* **Given problem 1**
In the listing, swap "table-cell" for "data-cell" throughout the stretch from the line containing "view-toggle-button[interactable]: 表 [506, 116, 563, 156]" through the line containing "table-cell: 423.70 [518, 465, 671, 534]", and give back only those lines with nothing else changed.

* **Reading passage**
The motivation for Amendment 33 lies in the Telecommunications Infrastructure (Leasehold Property) Bill, which we last debated on 29 June. We were given an assurance then that the Government would return at Third Reading with an amendment to give legislative teeth to human rights safeguards in the use of infrastructure. The Minister, the noble Baroness, Lady Barran, assured the House that, when the Bill returned for Third Reading, the Government would have drafted a suitable amendment. On that basis, we were willing not to test the opinion of the House. We are still waiting for that Bill to return, and the Government have spurned an opportunity to have a limited, reasonable amendment. As a consequence, we have this sweeping proposal before us, which I was surprised was found to be in scope of this Bill.

My first point relates to paragraph 44 of the Explanatory Notes, which has been touched on previously by the Minister, the noble Lord, Lord Grimstone. Clause 2(1) refers principally to EU continuity agreements, but I cannot see how Amendment 33 is in scope. The agreements concerned would already have been scrutinised by the European Parliament, which I do not consider normally to be lax in its duty to recall human rights implications.

I also note, as the noble Lord, Lord Alton, said, that attempts are under way for UK courts to determine whether genocide is taking place in other countries. While I know that trade with China is the object of concern of many of these amendments, they could be used much more widely. I shall turn to the unintended consequences of such amendments in a moment.

However, I oppose Amendment 33 for three principal reasons: the impossible burden of scrutiny on Parliament for such large categories of goods; the breadth of critical infrastructure included in an overly comprehensive list; and the exclusiveness of the definition of “democratic”, or “non-democratic”, thereby taking in more than half the countries of the world.

Amendment 33 is overly comprehensive, in that it seeks an interventionist role for Parliament in agreeing regulations that cover so many facets of infrastructure that it would render Parliament as an inspectorate of all commerce. If we are truly to be charged with each resolution laid before us concerned with the 11 broad areas of commercial transactions in the five years envisaged—perhaps five years more, if the proposal is rolled over—we may do little else.

Let me take the first category, which is “critical infrastructure”. Incidentally, critical infrastructure is not defined here, so I looked it up. Critical infrastructure,

“is a term used by governments to describe assets that are essential for the functioning of a society and economy”.

That is incredibly broad, and very little is not covered by it. In the UK, the Centre for the Protection of National Infrastructure is the relevant representative body. I therefore ask the proposers of these amendments to say, when they conclude, if they have consulted that body in drawing up their sweeping list of categories, given that little would not be caught by the amendment.

* **Given problem 2**
In the speech on Amendment 33, why was the speaker's side willing not to test the opinion of the House when the Telecommunications Infrastructure (Leasehold Property) Bill was debated on 29 June?

* **Record extracts**
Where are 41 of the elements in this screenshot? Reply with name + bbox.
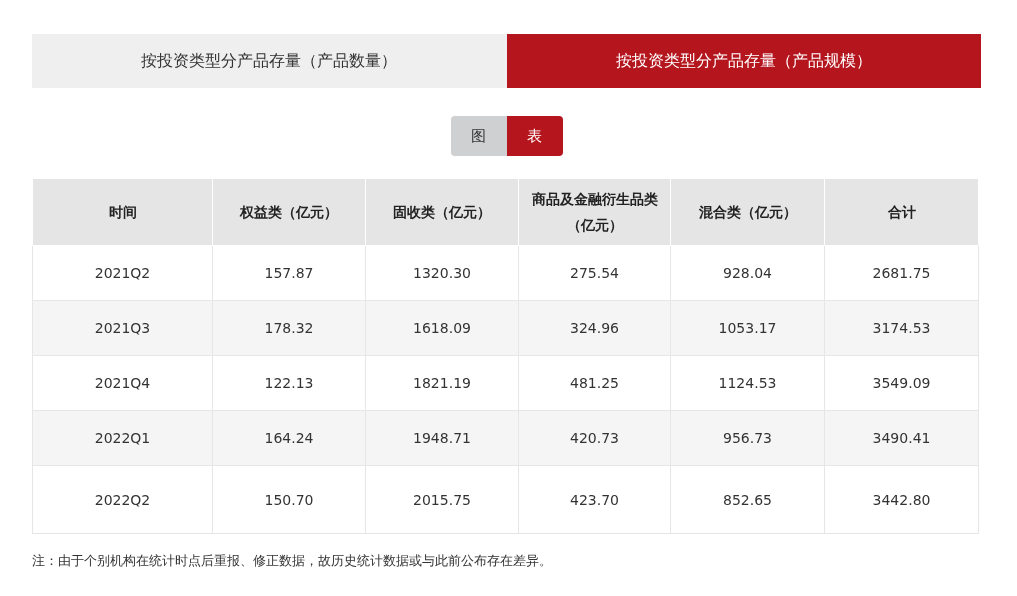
view-toggle-button[interactable]: 表 [506, 116, 563, 156]
table-cell: 275.54 [518, 245, 671, 301]
column-header: 合计 [824, 178, 979, 246]
table-cell: 2681.75 [824, 245, 979, 301]
table-cell: 2015.75 [365, 465, 519, 534]
table-cell: 157.87 [212, 245, 366, 301]
table-cell: 2022Q2 [32, 465, 213, 534]
column-header: 权益类（亿元） [212, 178, 366, 246]
table-cell: 481.25 [518, 355, 671, 411]
table-cell: 1618.09 [365, 300, 519, 356]
table-cell: 423.70 [518, 465, 671, 534]
column-header: 固收类（亿元） [365, 178, 519, 246]
table-cell: 852.65 [670, 465, 825, 534]
table-cell: 420.73 [518, 410, 671, 466]
table-cell: 150.70 [212, 465, 366, 534]
column-header: 商品及金融衍生品类（亿元） [518, 178, 671, 246]
table-cell: 956.73 [670, 410, 825, 466]
table-cell: 1320.30 [365, 245, 519, 301]
tab[interactable]: 按投资类型分产品存量（产品数量） [32, 34, 507, 88]
table-cell: 1053.17 [670, 300, 825, 356]
table-cell: 2022Q1 [32, 410, 213, 466]
table-cell: 164.24 [212, 410, 366, 466]
table-cell: 3442.80 [824, 465, 979, 534]
table-cell: 2021Q3 [32, 300, 213, 356]
table-cell: 324.96 [518, 300, 671, 356]
table-cell: 2021Q2 [32, 245, 213, 301]
column-header: 混合类（亿元） [670, 178, 825, 246]
view-toggle-button[interactable]: 图 [450, 116, 507, 156]
table-cell: 3549.09 [824, 355, 979, 411]
table-cell: 178.32 [212, 300, 366, 356]
table-cell: 3490.41 [824, 410, 979, 466]
table-cell: 3174.53 [824, 300, 979, 356]
table-cell: 1124.53 [670, 355, 825, 411]
table-cell: 1948.71 [365, 410, 519, 466]
table-cell: 928.04 [670, 245, 825, 301]
footnote: 注：由于个别机构在统计时点后重报、修正数据，故历史统计数据或与此前公布存在差异。 [32, 552, 553, 570]
column-header: 时间 [32, 178, 213, 246]
table-cell: 122.13 [212, 355, 366, 411]
table-cell: 2021Q4 [32, 355, 213, 411]
table-cell: 1821.19 [365, 355, 519, 411]
tab[interactable]: 按投资类型分产品存量（产品规模） [506, 34, 981, 88]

* **Right answer 1**
view-toggle-button[interactable]: 表 [506, 116, 563, 156]
data-cell: 275.54 [518, 245, 671, 301]
column-header: 合计 [824, 178, 979, 246]
data-cell: 2681.75 [824, 245, 979, 301]
data-cell: 2015.75 [365, 465, 519, 534]
data-cell: 157.87 [212, 245, 366, 301]
data-cell: 2022Q2 [32, 465, 213, 534]
column-header: 权益类（亿元） [212, 178, 366, 246]
data-cell: 481.25 [518, 355, 671, 411]
data-cell: 1618.09 [365, 300, 519, 356]
data-cell: 423.70 [518, 465, 671, 534]

* **Right answer 2**
The Minister, the noble Baroness, Lady Barran, had assured the House that the Government would return at Third Reading with a drafted amendment. That amendment would give legislative teeth to human rights safeguards in the use of infrastructure.